Count every line of these entries that holds the word "górnicze", and reply with the number only.

>> BEGIN DATASET EXTRACT

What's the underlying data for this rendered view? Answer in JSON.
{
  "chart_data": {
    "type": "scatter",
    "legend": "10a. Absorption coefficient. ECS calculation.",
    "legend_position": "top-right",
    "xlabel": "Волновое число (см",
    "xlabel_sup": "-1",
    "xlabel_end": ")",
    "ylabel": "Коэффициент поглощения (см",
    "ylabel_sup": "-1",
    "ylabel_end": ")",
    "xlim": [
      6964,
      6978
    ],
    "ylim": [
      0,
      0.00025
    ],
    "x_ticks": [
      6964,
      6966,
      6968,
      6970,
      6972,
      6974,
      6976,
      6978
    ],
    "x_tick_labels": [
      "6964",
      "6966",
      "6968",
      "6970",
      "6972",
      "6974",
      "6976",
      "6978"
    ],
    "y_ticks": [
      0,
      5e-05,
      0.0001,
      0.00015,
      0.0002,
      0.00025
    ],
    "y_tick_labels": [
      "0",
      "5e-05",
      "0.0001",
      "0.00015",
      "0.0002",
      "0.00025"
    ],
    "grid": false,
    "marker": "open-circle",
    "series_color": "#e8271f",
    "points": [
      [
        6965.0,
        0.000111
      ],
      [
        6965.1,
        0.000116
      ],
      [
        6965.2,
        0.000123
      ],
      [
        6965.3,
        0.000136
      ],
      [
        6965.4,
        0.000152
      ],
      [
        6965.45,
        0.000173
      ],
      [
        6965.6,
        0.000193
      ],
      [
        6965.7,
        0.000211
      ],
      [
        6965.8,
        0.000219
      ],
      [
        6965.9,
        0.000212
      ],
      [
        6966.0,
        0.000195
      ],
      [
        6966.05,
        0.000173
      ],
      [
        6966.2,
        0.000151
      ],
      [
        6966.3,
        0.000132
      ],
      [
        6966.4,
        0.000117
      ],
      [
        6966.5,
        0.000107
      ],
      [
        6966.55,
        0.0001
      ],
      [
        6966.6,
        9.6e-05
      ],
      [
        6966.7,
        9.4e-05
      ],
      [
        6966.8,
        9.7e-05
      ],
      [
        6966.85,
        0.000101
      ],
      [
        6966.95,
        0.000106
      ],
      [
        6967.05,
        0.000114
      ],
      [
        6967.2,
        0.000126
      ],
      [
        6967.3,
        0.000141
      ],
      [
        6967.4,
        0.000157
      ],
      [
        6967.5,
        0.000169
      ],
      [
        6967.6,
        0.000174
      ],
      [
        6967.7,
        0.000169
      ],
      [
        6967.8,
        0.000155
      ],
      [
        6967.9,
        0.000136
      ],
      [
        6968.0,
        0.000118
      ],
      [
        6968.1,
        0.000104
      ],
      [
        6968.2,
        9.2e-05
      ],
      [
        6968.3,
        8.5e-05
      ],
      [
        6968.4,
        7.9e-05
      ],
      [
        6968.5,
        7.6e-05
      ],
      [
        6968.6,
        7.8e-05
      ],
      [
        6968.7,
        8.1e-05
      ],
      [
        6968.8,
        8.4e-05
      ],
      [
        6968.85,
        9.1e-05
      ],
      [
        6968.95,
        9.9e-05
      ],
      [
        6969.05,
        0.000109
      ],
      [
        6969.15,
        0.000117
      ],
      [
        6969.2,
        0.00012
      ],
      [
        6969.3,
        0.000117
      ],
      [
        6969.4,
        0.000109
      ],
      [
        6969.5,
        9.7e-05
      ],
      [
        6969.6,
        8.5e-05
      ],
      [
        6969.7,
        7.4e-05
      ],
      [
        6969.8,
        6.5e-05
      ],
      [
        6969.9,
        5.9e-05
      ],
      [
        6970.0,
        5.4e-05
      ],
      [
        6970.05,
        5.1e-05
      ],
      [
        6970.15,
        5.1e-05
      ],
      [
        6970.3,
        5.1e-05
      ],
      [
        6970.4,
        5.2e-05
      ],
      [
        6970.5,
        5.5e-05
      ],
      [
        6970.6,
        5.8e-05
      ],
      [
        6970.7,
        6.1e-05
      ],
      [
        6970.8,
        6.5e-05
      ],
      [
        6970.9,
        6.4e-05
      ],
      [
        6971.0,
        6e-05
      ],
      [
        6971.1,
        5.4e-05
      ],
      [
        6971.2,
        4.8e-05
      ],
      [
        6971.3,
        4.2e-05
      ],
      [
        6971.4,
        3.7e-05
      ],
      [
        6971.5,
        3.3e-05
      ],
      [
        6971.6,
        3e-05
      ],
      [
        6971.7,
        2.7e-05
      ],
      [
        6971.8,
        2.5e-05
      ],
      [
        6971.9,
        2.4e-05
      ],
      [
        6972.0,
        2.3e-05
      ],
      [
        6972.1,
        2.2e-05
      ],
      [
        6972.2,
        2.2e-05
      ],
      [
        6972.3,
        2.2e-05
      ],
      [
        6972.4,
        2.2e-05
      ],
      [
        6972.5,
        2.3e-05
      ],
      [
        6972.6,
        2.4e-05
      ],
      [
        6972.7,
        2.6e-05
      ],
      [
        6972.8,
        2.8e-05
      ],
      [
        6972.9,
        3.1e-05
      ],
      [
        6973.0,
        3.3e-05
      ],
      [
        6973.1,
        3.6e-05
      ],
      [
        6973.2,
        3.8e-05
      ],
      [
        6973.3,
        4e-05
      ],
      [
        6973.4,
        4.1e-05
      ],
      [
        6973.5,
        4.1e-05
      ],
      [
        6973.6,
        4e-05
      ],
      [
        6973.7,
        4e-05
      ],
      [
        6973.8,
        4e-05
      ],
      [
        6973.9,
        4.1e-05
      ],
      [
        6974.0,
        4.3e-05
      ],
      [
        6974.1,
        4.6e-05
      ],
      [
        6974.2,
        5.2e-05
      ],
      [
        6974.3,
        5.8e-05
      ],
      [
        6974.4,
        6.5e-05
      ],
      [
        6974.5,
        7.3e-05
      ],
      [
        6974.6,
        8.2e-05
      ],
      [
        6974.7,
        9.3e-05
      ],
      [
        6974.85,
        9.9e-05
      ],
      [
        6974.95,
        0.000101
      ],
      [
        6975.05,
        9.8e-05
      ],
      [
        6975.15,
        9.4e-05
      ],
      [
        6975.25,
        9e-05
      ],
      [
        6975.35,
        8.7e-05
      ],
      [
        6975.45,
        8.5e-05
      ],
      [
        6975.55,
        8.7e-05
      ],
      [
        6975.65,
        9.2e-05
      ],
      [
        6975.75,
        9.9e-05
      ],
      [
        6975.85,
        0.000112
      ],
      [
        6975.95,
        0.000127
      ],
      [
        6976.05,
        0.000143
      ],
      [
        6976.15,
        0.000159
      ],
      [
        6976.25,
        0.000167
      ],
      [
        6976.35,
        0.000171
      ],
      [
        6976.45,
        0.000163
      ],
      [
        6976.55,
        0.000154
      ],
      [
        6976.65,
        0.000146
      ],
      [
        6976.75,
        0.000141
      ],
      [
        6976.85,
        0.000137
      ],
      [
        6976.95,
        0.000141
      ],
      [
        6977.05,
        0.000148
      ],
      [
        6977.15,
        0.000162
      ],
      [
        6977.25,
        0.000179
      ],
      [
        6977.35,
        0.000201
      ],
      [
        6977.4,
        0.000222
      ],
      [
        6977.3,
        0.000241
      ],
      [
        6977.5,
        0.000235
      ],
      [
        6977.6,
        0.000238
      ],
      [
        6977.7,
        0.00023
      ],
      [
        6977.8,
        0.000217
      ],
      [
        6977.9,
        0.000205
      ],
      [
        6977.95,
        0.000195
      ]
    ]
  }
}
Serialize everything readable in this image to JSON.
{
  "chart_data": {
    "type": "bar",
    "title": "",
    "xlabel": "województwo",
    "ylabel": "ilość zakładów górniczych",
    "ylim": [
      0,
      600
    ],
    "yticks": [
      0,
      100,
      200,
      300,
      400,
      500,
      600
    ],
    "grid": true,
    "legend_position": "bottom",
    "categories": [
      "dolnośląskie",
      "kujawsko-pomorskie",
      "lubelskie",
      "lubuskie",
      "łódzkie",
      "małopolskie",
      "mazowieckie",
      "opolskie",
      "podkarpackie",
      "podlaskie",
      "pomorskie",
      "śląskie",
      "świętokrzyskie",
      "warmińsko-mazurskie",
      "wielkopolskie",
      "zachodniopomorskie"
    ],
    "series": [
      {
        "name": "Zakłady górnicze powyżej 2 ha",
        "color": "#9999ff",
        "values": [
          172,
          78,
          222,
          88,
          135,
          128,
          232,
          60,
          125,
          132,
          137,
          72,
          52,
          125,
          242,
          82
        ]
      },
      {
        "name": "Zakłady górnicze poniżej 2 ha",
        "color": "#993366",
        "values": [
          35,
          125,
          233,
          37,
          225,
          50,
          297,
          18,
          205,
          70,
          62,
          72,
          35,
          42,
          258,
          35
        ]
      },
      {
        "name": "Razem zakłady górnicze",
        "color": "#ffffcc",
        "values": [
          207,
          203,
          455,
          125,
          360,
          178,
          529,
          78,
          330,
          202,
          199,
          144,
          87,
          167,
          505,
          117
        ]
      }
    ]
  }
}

>> END DATASET EXTRACT

◆ RESPONSE TO THE EXERCISE
3